David Shaw Atkinson

DAVID SHAW ATKINSON is descended from Scotch-Irish ancestry. His grandfather came to America and settled in Maryland more that a century ago. He is a son of Thomas Atkinson, who resided in Mount Pleasant, and who was married to Elizabeth Shaw. Of his ancestry on his mother's side, David Shaw was in the Revolutionary war and was engaged at Hannastown in 1782, and in the Indian conflicts of that age. From this ancestry Mr. Atkinson took his name. He was educated in Mount Pleasant College, where he spent four years, read law with Hon. James A. Hunter and was admitted to the bar in 1868. Shortly after his admission he was associated in business with T. J. Weddell, Esq., and afterward with Hon. J.R. McAfee, and still later with John M. Peoples, Esq. At present he is in partnership with William C. Peoples, Esq.. He has also, almost since his admission to the bar, been one of the owners and editors of the Tribune-Herald, and daily and weekly paper still published in Greensburg. He has not, however, allowed the newspaper business to in any way conflict with the practice of the law, to which he has given his steady and undivided attention for thirty-five years, and in which he has achieved abundant success. No better indication of his standing at the bar can be given than this: "That when upon the death of Hon. H.P. Laird a few years ago, it became the duty of the Westmoreland Law Association to elect a new president, there were not two opinions in the association as to whom this honor should be given," Mr. Atkinson was unanimously elected and has since been re-elected each year.

__Work to complete__: Repeat the David Shaw Atkinson sketch word for word, from beginning to end. You won't need the listing that comes next.

__Material shown__:
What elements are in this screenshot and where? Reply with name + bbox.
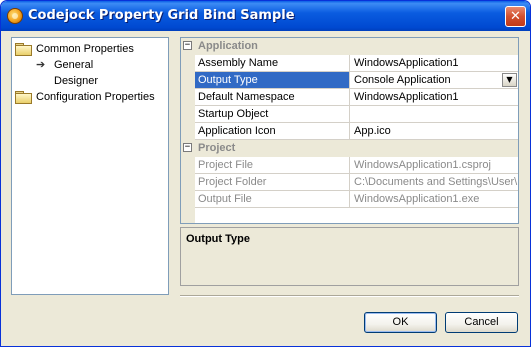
property-name: Output Type: [195, 72, 350, 88]
cancel-button[interactable]: Cancel: [445, 312, 518, 333]
folder-icon: [15, 43, 32, 56]
property-name: Project File: [195, 157, 350, 173]
property-row-project-file[interactable]: Project File WindowsApplication1.csproj: [195, 157, 518, 174]
app-icon: [7, 8, 23, 24]
property-row-output-type[interactable]: Output Type Console Application ▼: [195, 72, 518, 89]
separator: [180, 295, 519, 297]
folder-icon: [15, 91, 32, 104]
category-label: Application: [198, 40, 258, 52]
property-value-combo[interactable]: Console Application: [351, 72, 518, 88]
property-value: WindowsApplication1.csproj: [354, 159, 491, 171]
property-name: Application Icon: [195, 123, 350, 139]
category-label: Project: [198, 142, 236, 154]
property-value[interactable]: WindowsApplication1: [351, 89, 518, 105]
property-row-project-folder[interactable]: Project Folder C:\Documents and Settings…: [195, 174, 518, 191]
category-application[interactable]: − Application: [181, 38, 518, 55]
collapse-icon[interactable]: −: [183, 41, 192, 50]
property-name: Project Folder: [195, 174, 350, 190]
ok-button[interactable]: OK: [364, 312, 437, 333]
window-title: Codejock Property Grid Bind Sample: [28, 8, 295, 23]
property-row-assembly-name[interactable]: Assembly Name WindowsApplication1: [195, 55, 518, 72]
property-value: WindowsApplication1.exe: [354, 193, 480, 205]
category-tree[interactable]: Common Properties ➔ General Designer Con…: [11, 37, 169, 295]
property-value[interactable]: WindowsApplication1: [351, 55, 518, 71]
property-row-output-file[interactable]: Output File WindowsApplication1.exe: [195, 191, 518, 208]
property-name: Default Namespace: [195, 89, 350, 105]
tree-item-label: Common Properties: [36, 43, 134, 55]
arrow-right-icon: ➔: [36, 59, 46, 71]
dialog-window: Codejock Property Grid Bind Sample ✕ Com…: [0, 0, 531, 347]
close-button[interactable]: ✕: [505, 6, 526, 27]
property-name: Output File: [195, 191, 350, 207]
help-title: Output Type: [186, 233, 250, 245]
property-value: C:\Documents and Settings\User\M: [354, 176, 518, 188]
property-grid[interactable]: − Application Assembly Name WindowsAppli…: [180, 37, 519, 224]
title-bar[interactable]: Codejock Property Grid Bind Sample ✕: [1, 1, 530, 31]
property-row-startup-object[interactable]: Startup Object: [195, 106, 518, 123]
help-panel: Output Type: [180, 227, 519, 286]
category-project[interactable]: − Project: [181, 140, 518, 157]
grid-margin: [181, 38, 195, 223]
property-value[interactable]: [351, 106, 518, 122]
property-value[interactable]: App.ico: [351, 123, 518, 139]
tree-item-label: General: [54, 59, 94, 71]
property-name: Startup Object: [195, 106, 350, 122]
property-name: Assembly Name: [195, 55, 350, 71]
property-row-default-namespace[interactable]: Default Namespace WindowsApplication1: [195, 89, 518, 106]
collapse-icon[interactable]: −: [183, 143, 192, 152]
dropdown-arrow-icon[interactable]: ▼: [502, 73, 517, 87]
property-row-application-icon[interactable]: Application Icon App.ico: [195, 123, 518, 140]
tree-item-label: Designer: [54, 75, 99, 87]
tree-item-label: Configuration Properties: [36, 91, 155, 103]
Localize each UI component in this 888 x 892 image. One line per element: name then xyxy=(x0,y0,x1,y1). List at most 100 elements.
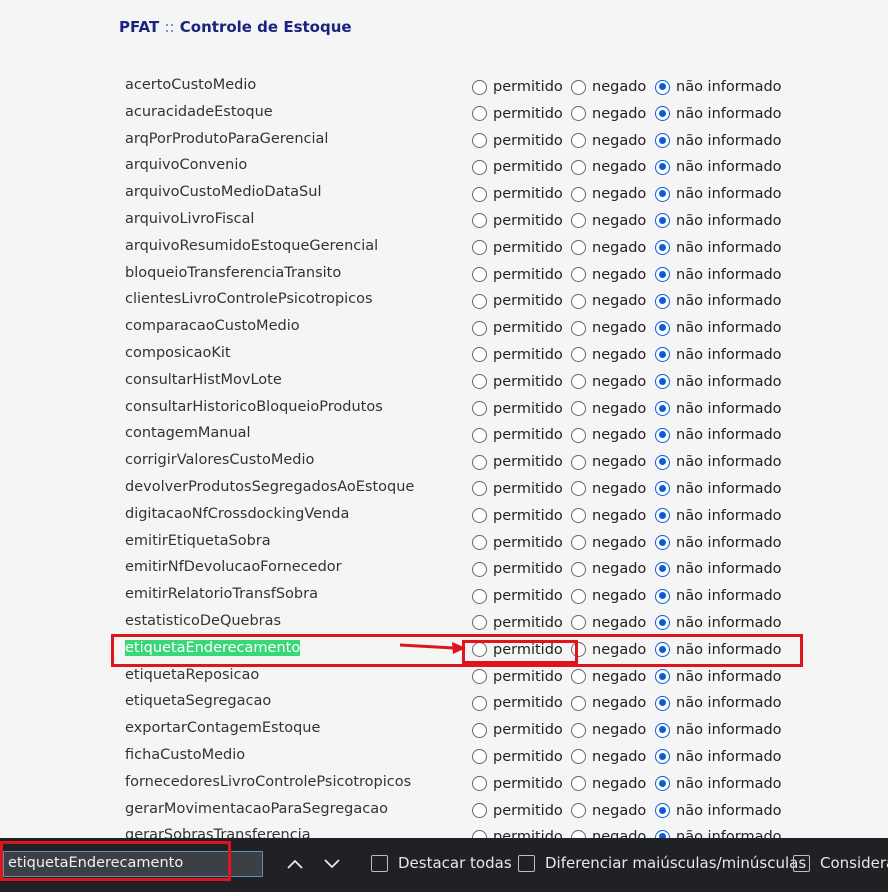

__Exercise result__:
David Shaw Atkinson

DAVID SHAW ATKINSON is descended from Scotch-Irish ancestry. His grandfather came to America and settled in Maryland more that a century ago. He is a son of Thomas Atkinson, who resided in Mount Pleasant, and who was married to Elizabeth Shaw. Of his ancestry on his mother's side, David Shaw was in the Revolutionary war and was engaged at Hannastown in 1782, and in the Indian conflicts of that age. From this ancestry Mr. Atkinson took his name. He was educated in Mount Pleasant College, where he spent four years, read law with Hon. James A. Hunter and was admitted to the bar in 1868. Shortly after his admission he was associated in business with T. J. Weddell, Esq., and afterward with Hon. J.R. McAfee, and still later with John M. Peoples, Esq. At present he is in partnership with William C. Peoples, Esq.. He has also, almost since his admission to the bar, been one of the owners and editors of the Tribune-Herald, and daily and weekly paper still published in Greensburg. He has not, however, allowed the newspaper business to in any way conflict with the practice of the law, to which he has given his steady and undivided attention for thirty-five years, and in which he has achieved abundant success. No better indication of his standing at the bar can be given than this: "That when upon the death of Hon. H.P. Laird a few years ago, it became the duty of the Westmoreland Law Association to elect a new president, there were not two opinions in the association as to whom this honor should be given," Mr. Atkinson was unanimously elected and has since been re-elected each year.